**STATED PROBLEM:** Reproduce the data below in full and exclude every picture.

**Stored items:**
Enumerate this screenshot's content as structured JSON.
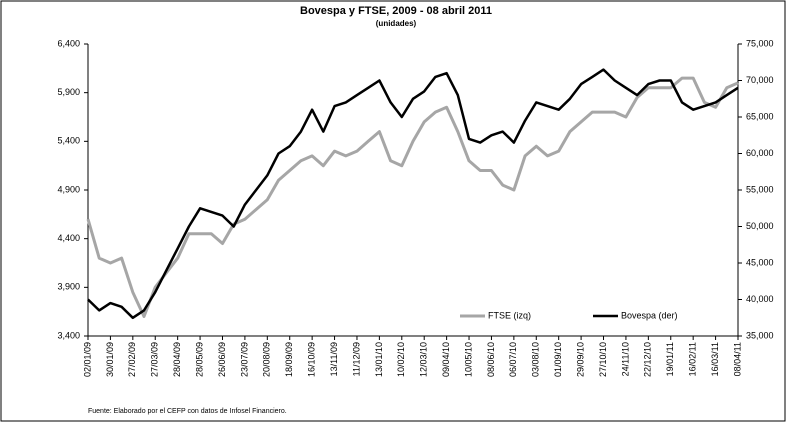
{
  "chart_data": {
    "type": "line",
    "title": "Bovespa y FTSE, 2009 - 08 abril 2011",
    "subtitle": "(unidades)",
    "source": "Fuente: Elaborado por el CEFP con datos de Infosel Financiero.",
    "categories": [
      "02/01/09",
      null,
      "30/01/09",
      null,
      "27/02/09",
      null,
      "27/03/09",
      null,
      "28/04/09",
      null,
      "28/05/09",
      null,
      "26/06/09",
      null,
      "23/07/09",
      null,
      "20/08/09",
      null,
      "18/09/09",
      null,
      "16/10/09",
      null,
      "13/11/09",
      null,
      "11/12/09",
      null,
      "13/01/10",
      null,
      "10/02/10",
      null,
      "12/03/10",
      null,
      "09/04/10",
      null,
      "10/05/10",
      null,
      "08/06/10",
      null,
      "06/07/10",
      null,
      "03/08/10",
      null,
      "01/09/10",
      null,
      "29/09/10",
      null,
      "27/10/10",
      null,
      "24/11/10",
      null,
      "22/12/10",
      null,
      "19/01/11",
      null,
      "16/02/11",
      null,
      "16/03/11",
      null,
      "08/04/11"
    ],
    "series": [
      {
        "name": "FTSE (izq)",
        "color": "#a6a6a6",
        "axis": "y",
        "values": [
          4600,
          4200,
          4150,
          4200,
          3850,
          3600,
          3900,
          4050,
          4200,
          4450,
          4450,
          4450,
          4350,
          4550,
          4600,
          4700,
          4800,
          5000,
          5100,
          5200,
          5250,
          5150,
          5300,
          5250,
          5300,
          5400,
          5500,
          5200,
          5150,
          5400,
          5600,
          5700,
          5750,
          5500,
          5200,
          5100,
          5100,
          4950,
          4900,
          5250,
          5350,
          5250,
          5300,
          5500,
          5600,
          5700,
          5700,
          5700,
          5650,
          5850,
          5950,
          5950,
          5950,
          6050,
          6050,
          5800,
          5750,
          5950,
          6000
        ]
      },
      {
        "name": "Bovespa (der)",
        "color": "#000000",
        "axis": "y2",
        "values": [
          40000,
          38500,
          39500,
          39000,
          37500,
          38500,
          41000,
          44000,
          47000,
          50000,
          52500,
          52000,
          51500,
          50000,
          53000,
          55000,
          57000,
          60000,
          61000,
          63000,
          66000,
          63000,
          66500,
          67000,
          68000,
          69000,
          70000,
          67000,
          65000,
          67500,
          68500,
          70500,
          71000,
          68000,
          62000,
          61500,
          62500,
          63000,
          61500,
          64500,
          67000,
          66500,
          66000,
          67500,
          69500,
          70500,
          71500,
          70000,
          69000,
          68000,
          69500,
          70000,
          70000,
          67000,
          66000,
          66500,
          67000,
          68000,
          69000
        ]
      }
    ],
    "ylim": [
      3400,
      6400
    ],
    "yticks": [
      {
        "value": 3400,
        "label": "3,400"
      },
      {
        "value": 3900,
        "label": "3,900"
      },
      {
        "value": 4400,
        "label": "4,400"
      },
      {
        "value": 4900,
        "label": "4,900"
      },
      {
        "value": 5400,
        "label": "5,400"
      },
      {
        "value": 5900,
        "label": "5,900"
      },
      {
        "value": 6400,
        "label": "6,400"
      }
    ],
    "y2lim": [
      35000,
      75000
    ],
    "y2ticks": [
      {
        "value": 35000,
        "label": "35,000"
      },
      {
        "value": 40000,
        "label": "40,000"
      },
      {
        "value": 45000,
        "label": "45,000"
      },
      {
        "value": 50000,
        "label": "50,000"
      },
      {
        "value": 55000,
        "label": "55,000"
      },
      {
        "value": 60000,
        "label": "60,000"
      },
      {
        "value": 65000,
        "label": "65,000"
      },
      {
        "value": 70000,
        "label": "70,000"
      },
      {
        "value": 75000,
        "label": "75,000"
      }
    ],
    "legend": "lower right",
    "grid": false
  }
}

**RESPONSE TO THE TASK:**
Enumerate this screenshot's content as structured JSON.
{
  "chart_data": {
    "type": "line",
    "title": "Bovespa y FTSE, 2009 - 08 abril 2011",
    "subtitle": "(unidades)",
    "source": "Fuente: Elaborado por el CEFP con datos de Infosel Financiero.",
    "categories": [
      "02/01/09",
      null,
      "30/01/09",
      null,
      "27/02/09",
      null,
      "27/03/09",
      null,
      "28/04/09",
      null,
      "28/05/09",
      null,
      "26/06/09",
      null,
      "23/07/09",
      null,
      "20/08/09",
      null,
      "18/09/09",
      null,
      "16/10/09",
      null,
      "13/11/09",
      null,
      "11/12/09",
      null,
      "13/01/10",
      null,
      "10/02/10",
      null,
      "12/03/10",
      null,
      "09/04/10",
      null,
      "10/05/10",
      null,
      "08/06/10",
      null,
      "06/07/10",
      null,
      "03/08/10",
      null,
      "01/09/10",
      null,
      "29/09/10",
      null,
      "27/10/10",
      null,
      "24/11/10",
      null,
      "22/12/10",
      null,
      "19/01/11",
      null,
      "16/02/11",
      null,
      "16/03/11",
      null,
      "08/04/11"
    ],
    "series": [
      {
        "name": "FTSE (izq)",
        "color": "#a6a6a6",
        "axis": "y",
        "values": [
          4600,
          4200,
          4150,
          4200,
          3850,
          3600,
          3900,
          4050,
          4200,
          4450,
          4450,
          4450,
          4350,
          4550,
          4600,
          4700,
          4800,
          5000,
          5100,
          5200,
          5250,
          5150,
          5300,
          5250,
          5300,
          5400,
          5500,
          5200,
          5150,
          5400,
          5600,
          5700,
          5750,
          5500,
          5200,
          5100,
          5100,
          4950,
          4900,
          5250,
          5350,
          5250,
          5300,
          5500,
          5600,
          5700,
          5700,
          5700,
          5650,
          5850,
          5950,
          5950,
          5950,
          6050,
          6050,
          5800,
          5750,
          5950,
          6000
        ]
      },
      {
        "name": "Bovespa (der)",
        "color": "#000000",
        "axis": "y2",
        "values": [
          40000,
          38500,
          39500,
          39000,
          37500,
          38500,
          41000,
          44000,
          47000,
          50000,
          52500,
          52000,
          51500,
          50000,
          53000,
          55000,
          57000,
          60000,
          61000,
          63000,
          66000,
          63000,
          66500,
          67000,
          68000,
          69000,
          70000,
          67000,
          65000,
          67500,
          68500,
          70500,
          71000,
          68000,
          62000,
          61500,
          62500,
          63000,
          61500,
          64500,
          67000,
          66500,
          66000,
          67500,
          69500,
          70500,
          71500,
          70000,
          69000,
          68000,
          69500,
          70000,
          70000,
          67000,
          66000,
          66500,
          67000,
          68000,
          69000
        ]
      }
    ],
    "ylim": [
      3400,
      6400
    ],
    "yticks": [
      {
        "value": 3400,
        "label": "3,400"
      },
      {
        "value": 3900,
        "label": "3,900"
      },
      {
        "value": 4400,
        "label": "4,400"
      },
      {
        "value": 4900,
        "label": "4,900"
      },
      {
        "value": 5400,
        "label": "5,400"
      },
      {
        "value": 5900,
        "label": "5,900"
      },
      {
        "value": 6400,
        "label": "6,400"
      }
    ],
    "y2lim": [
      35000,
      75000
    ],
    "y2ticks": [
      {
        "value": 35000,
        "label": "35,000"
      },
      {
        "value": 40000,
        "label": "40,000"
      },
      {
        "value": 45000,
        "label": "45,000"
      },
      {
        "value": 50000,
        "label": "50,000"
      },
      {
        "value": 55000,
        "label": "55,000"
      },
      {
        "value": 60000,
        "label": "60,000"
      },
      {
        "value": 65000,
        "label": "65,000"
      },
      {
        "value": 70000,
        "label": "70,000"
      },
      {
        "value": 75000,
        "label": "75,000"
      }
    ],
    "legend": "lower right",
    "grid": false
  }
}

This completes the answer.